Aim of the task:
Without the pictures, write out all the lines below exactly as they appear.

Data for this task:
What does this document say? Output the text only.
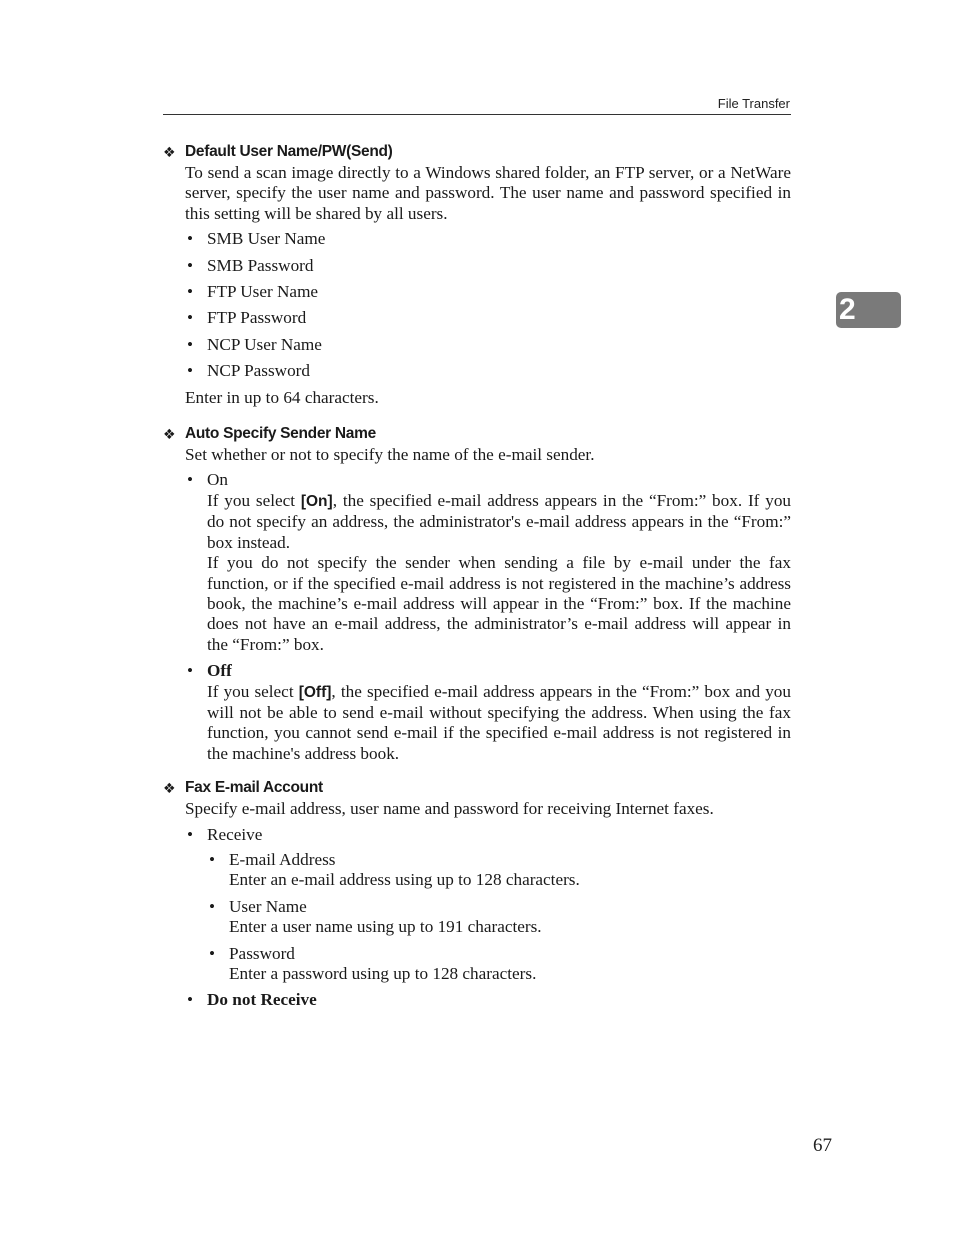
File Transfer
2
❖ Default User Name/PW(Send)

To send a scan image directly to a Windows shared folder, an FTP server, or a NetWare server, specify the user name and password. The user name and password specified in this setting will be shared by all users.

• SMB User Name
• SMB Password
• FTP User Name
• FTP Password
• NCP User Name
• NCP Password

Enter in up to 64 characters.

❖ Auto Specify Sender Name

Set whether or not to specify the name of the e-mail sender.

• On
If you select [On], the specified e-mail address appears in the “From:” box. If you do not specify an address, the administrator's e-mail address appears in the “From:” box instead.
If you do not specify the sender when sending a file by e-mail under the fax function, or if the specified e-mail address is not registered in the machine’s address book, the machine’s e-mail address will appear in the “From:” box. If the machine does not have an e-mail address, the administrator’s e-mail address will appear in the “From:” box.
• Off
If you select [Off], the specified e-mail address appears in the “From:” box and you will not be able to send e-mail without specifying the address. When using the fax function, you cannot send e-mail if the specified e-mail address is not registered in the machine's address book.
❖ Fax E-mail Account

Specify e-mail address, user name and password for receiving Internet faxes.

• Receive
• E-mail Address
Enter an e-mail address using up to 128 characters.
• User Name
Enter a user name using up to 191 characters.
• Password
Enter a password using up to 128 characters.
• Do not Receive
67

Final answer:
What does this document say? Output the text only.
File Transfer
2
❖ Default User Name/PW(Send)

To send a scan image directly to a Windows shared folder, an FTP server, or a NetWare server, specify the user name and password. The user name and password specified in this setting will be shared by all users.

• SMB User Name
• SMB Password
• FTP User Name
• FTP Password
• NCP User Name
• NCP Password

Enter in up to 64 characters.

❖ Auto Specify Sender Name

Set whether or not to specify the name of the e-mail sender.

• On
If you select [On], the specified e-mail address appears in the “From:” box. If you do not specify an address, the administrator's e-mail address appears in the “From:” box instead.
If you do not specify the sender when sending a file by e-mail under the fax function, or if the specified e-mail address is not registered in the machine’s address book, the machine’s e-mail address will appear in the “From:” box. If the machine does not have an e-mail address, the administrator’s e-mail address will appear in the “From:” box.
• Off
If you select [Off], the specified e-mail address appears in the “From:” box and you will not be able to send e-mail without specifying the address. When using the fax function, you cannot send e-mail if the specified e-mail address is not registered in the machine's address book.
❖ Fax E-mail Account

Specify e-mail address, user name and password for receiving Internet faxes.

• Receive
• E-mail Address
Enter an e-mail address using up to 128 characters.
• User Name
Enter a user name using up to 191 characters.
• Password
Enter a password using up to 128 characters.
• Do not Receive
67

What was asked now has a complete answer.